Task description :: Spot each line that carries the word "Ciências"; copy those lines.

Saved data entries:
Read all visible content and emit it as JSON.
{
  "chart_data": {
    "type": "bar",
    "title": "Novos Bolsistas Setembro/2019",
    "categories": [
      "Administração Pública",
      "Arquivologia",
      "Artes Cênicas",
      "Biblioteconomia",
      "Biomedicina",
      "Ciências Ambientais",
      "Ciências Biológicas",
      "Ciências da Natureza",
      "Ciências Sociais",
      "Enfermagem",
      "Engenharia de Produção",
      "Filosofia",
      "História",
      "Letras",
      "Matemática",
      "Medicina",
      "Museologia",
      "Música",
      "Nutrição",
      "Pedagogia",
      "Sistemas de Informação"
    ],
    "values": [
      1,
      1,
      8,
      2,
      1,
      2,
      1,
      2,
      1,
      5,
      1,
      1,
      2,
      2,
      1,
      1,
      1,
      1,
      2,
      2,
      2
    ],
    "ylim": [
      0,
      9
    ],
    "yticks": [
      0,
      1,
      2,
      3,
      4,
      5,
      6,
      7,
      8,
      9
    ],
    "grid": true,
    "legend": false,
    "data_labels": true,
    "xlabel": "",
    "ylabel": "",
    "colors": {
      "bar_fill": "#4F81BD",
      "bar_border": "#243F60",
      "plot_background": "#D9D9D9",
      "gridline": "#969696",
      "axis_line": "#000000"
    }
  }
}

Final result ::
      "Ciências Ambientais",
      "Ciências Biológicas",
      "Ciências da Natureza",
      "Ciências Sociais",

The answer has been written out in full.